## [Exercise description]
Print the listing below exactly.

┄┄┄┄┄┄┄┄┄┄┄┄┄┄┄┄┄┄┄┄

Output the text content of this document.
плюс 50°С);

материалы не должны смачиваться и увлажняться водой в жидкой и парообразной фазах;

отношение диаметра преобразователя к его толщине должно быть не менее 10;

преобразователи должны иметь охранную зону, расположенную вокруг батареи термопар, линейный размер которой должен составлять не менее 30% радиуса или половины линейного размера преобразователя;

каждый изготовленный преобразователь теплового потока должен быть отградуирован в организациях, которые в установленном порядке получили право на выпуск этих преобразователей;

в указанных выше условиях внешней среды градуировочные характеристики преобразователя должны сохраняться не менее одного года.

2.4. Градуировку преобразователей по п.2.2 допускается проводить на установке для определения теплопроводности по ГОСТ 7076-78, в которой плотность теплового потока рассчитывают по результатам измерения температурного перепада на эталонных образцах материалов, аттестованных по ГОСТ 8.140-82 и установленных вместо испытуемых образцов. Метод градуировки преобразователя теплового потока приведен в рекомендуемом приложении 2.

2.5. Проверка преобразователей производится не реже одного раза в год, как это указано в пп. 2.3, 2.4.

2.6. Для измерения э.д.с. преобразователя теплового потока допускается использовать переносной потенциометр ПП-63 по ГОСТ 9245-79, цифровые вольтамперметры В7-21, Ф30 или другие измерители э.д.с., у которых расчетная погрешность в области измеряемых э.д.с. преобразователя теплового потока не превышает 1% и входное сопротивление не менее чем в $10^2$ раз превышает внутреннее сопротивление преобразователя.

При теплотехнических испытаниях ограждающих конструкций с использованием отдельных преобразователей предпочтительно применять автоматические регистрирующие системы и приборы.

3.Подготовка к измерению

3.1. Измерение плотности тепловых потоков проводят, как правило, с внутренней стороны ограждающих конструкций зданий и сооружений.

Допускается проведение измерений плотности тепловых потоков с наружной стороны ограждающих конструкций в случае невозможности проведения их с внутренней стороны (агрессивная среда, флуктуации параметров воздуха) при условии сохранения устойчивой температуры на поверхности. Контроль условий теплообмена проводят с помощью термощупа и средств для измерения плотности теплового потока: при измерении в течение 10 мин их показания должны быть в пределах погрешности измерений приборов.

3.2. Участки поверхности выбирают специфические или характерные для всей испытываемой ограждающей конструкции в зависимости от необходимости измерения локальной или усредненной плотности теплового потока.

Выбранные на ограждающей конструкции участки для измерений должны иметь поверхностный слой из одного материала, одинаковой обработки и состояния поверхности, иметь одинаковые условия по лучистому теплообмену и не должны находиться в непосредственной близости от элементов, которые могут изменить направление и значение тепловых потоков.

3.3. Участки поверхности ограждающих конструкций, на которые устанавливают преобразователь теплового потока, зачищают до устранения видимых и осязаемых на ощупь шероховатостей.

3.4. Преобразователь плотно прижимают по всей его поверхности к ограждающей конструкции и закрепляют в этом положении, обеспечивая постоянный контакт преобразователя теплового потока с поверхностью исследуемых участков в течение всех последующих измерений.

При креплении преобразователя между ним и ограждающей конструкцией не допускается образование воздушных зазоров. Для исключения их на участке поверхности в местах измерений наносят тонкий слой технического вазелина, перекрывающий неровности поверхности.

┄┄┄┄┄┄┄┄┄┄┄┄┄┄┄┄┄┄┄┄

## [Final answer]
Output the text content of this document.
плюс 50°С);

материалы не должны смачиваться и увлажняться водой в жидкой и парообразной фазах;

отношение диаметра преобразователя к его толщине должно быть не менее 10;

преобразователи должны иметь охранную зону, расположенную вокруг батареи термопар, линейный размер которой должен составлять не менее 30% радиуса или половины линейного размера преобразователя;

каждый изготовленный преобразователь теплового потока должен быть отградуирован в организациях, которые в установленном порядке получили право на выпуск этих преобразователей;

в указанных выше условиях внешней среды градуировочные характеристики преобразователя должны сохраняться не менее одного года.

2.4. Градуировку преобразователей по п.2.2 допускается проводить на установке для определения теплопроводности по ГОСТ 7076-78, в которой плотность теплового потока рассчитывают по результатам измерения температурного перепада на эталонных образцах материалов, аттестованных по ГОСТ 8.140-82 и установленных вместо испытуемых образцов. Метод градуировки преобразователя теплового потока приведен в рекомендуемом приложении 2.

2.5. Проверка преобразователей производится не реже одного раза в год, как это указано в пп. 2.3, 2.4.

2.6. Для измерения э.д.с. преобразователя теплового потока допускается использовать переносной потенциометр ПП-63 по ГОСТ 9245-79, цифровые вольтамперметры В7-21, Ф30 или другие измерители э.д.с., у которых расчетная погрешность в области измеряемых э.д.с. преобразователя теплового потока не превышает 1% и входное сопротивление не менее чем в $10^2$ раз превышает внутреннее сопротивление преобразователя.

При теплотехнических испытаниях ограждающих конструкций с использованием отдельных преобразователей предпочтительно применять автоматические регистрирующие системы и приборы.

3.Подготовка к измерению

3.1. Измерение плотности тепловых потоков проводят, как правило, с внутренней стороны ограждающих конструкций зданий и сооружений.

Допускается проведение измерений плотности тепловых потоков с наружной стороны ограждающих конструкций в случае невозможности проведения их с внутренней стороны (агрессивная среда, флуктуации параметров воздуха) при условии сохранения устойчивой температуры на поверхности. Контроль условий теплообмена проводят с помощью термощупа и средств для измерения плотности теплового потока: при измерении в течение 10 мин их показания должны быть в пределах погрешности измерений приборов.

3.2. Участки поверхности выбирают специфические или характерные для всей испытываемой ограждающей конструкции в зависимости от необходимости измерения локальной или усредненной плотности теплового потока.

Выбранные на ограждающей конструкции участки для измерений должны иметь поверхностный слой из одного материала, одинаковой обработки и состояния поверхности, иметь одинаковые условия по лучистому теплообмену и не должны находиться в непосредственной близости от элементов, которые могут изменить направление и значение тепловых потоков.

3.3. Участки поверхности ограждающих конструкций, на которые устанавливают преобразователь теплового потока, зачищают до устранения видимых и осязаемых на ощупь шероховатостей.

3.4. Преобразователь плотно прижимают по всей его поверхности к ограждающей конструкции и закрепляют в этом положении, обеспечивая постоянный контакт преобразователя теплового потока с поверхностью исследуемых участков в течение всех последующих измерений.

При креплении преобразователя между ним и ограждающей конструкцией не допускается образование воздушных зазоров. Для исключения их на участке поверхности в местах измерений наносят тонкий слой технического вазелина, перекрывающий неровности поверхности.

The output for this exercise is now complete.